### Goal of the exercise
State the number of lines that hold the string "stop", with nothing added.

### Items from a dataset
|---|

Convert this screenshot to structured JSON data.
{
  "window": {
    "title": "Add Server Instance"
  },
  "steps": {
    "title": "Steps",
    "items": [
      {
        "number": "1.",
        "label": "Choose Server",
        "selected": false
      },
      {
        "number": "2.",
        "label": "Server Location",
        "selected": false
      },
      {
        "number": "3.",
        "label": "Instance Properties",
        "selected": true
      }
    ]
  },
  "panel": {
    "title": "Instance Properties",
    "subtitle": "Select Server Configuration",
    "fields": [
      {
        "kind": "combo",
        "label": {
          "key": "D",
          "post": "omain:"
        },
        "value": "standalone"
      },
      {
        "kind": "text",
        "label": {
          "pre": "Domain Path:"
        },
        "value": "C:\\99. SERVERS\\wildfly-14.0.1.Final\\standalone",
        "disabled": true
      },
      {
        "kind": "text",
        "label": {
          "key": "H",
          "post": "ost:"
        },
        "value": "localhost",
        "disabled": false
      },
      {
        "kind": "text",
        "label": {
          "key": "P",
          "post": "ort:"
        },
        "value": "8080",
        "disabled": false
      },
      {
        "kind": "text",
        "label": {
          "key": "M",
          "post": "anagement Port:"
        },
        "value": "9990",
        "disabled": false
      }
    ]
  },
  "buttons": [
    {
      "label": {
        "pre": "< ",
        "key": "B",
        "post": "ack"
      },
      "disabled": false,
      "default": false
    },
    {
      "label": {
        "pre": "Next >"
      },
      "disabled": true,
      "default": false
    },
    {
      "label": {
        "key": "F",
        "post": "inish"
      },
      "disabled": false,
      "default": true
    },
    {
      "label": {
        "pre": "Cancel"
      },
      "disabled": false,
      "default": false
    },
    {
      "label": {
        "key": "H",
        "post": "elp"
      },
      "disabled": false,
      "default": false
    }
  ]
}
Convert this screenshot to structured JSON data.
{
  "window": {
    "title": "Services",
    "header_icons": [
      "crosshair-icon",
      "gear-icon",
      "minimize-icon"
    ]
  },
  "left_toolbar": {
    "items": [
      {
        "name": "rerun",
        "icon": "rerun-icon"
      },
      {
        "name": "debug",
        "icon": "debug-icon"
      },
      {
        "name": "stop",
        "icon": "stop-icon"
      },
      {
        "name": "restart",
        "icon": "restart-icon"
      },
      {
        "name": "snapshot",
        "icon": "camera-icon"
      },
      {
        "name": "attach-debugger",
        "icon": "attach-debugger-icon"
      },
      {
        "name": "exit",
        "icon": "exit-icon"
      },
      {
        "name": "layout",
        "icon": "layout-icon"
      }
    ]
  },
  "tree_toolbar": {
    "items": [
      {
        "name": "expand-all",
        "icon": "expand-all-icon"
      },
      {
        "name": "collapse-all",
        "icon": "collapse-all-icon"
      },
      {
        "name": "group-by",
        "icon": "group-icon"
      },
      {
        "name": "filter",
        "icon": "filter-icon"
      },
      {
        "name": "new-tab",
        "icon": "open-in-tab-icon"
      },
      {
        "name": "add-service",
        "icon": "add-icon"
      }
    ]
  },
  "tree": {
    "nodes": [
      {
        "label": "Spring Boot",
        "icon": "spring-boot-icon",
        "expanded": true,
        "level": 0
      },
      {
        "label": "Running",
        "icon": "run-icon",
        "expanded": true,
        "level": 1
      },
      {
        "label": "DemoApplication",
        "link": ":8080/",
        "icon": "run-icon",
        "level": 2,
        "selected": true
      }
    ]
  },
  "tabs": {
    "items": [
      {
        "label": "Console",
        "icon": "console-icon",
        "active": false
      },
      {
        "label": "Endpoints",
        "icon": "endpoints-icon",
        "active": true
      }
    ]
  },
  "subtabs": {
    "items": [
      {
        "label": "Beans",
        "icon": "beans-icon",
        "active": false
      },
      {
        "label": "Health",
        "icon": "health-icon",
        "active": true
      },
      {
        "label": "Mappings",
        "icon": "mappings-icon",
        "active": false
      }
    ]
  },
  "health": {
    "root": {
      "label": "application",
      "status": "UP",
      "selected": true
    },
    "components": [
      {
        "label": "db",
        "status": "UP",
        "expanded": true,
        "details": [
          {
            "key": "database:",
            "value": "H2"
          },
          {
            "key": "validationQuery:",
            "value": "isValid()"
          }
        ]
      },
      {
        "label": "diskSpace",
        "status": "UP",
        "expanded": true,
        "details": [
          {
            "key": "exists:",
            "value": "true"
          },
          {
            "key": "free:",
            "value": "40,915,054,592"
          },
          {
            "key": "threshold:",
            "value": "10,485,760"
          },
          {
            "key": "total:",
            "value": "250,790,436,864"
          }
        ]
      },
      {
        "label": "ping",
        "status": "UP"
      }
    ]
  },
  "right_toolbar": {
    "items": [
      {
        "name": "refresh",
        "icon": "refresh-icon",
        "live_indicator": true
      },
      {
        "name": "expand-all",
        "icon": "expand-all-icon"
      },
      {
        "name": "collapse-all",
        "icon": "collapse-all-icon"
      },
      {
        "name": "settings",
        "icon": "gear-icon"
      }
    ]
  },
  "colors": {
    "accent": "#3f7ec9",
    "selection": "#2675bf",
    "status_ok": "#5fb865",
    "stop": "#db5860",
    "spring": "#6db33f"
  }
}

|---|

### Written answer
3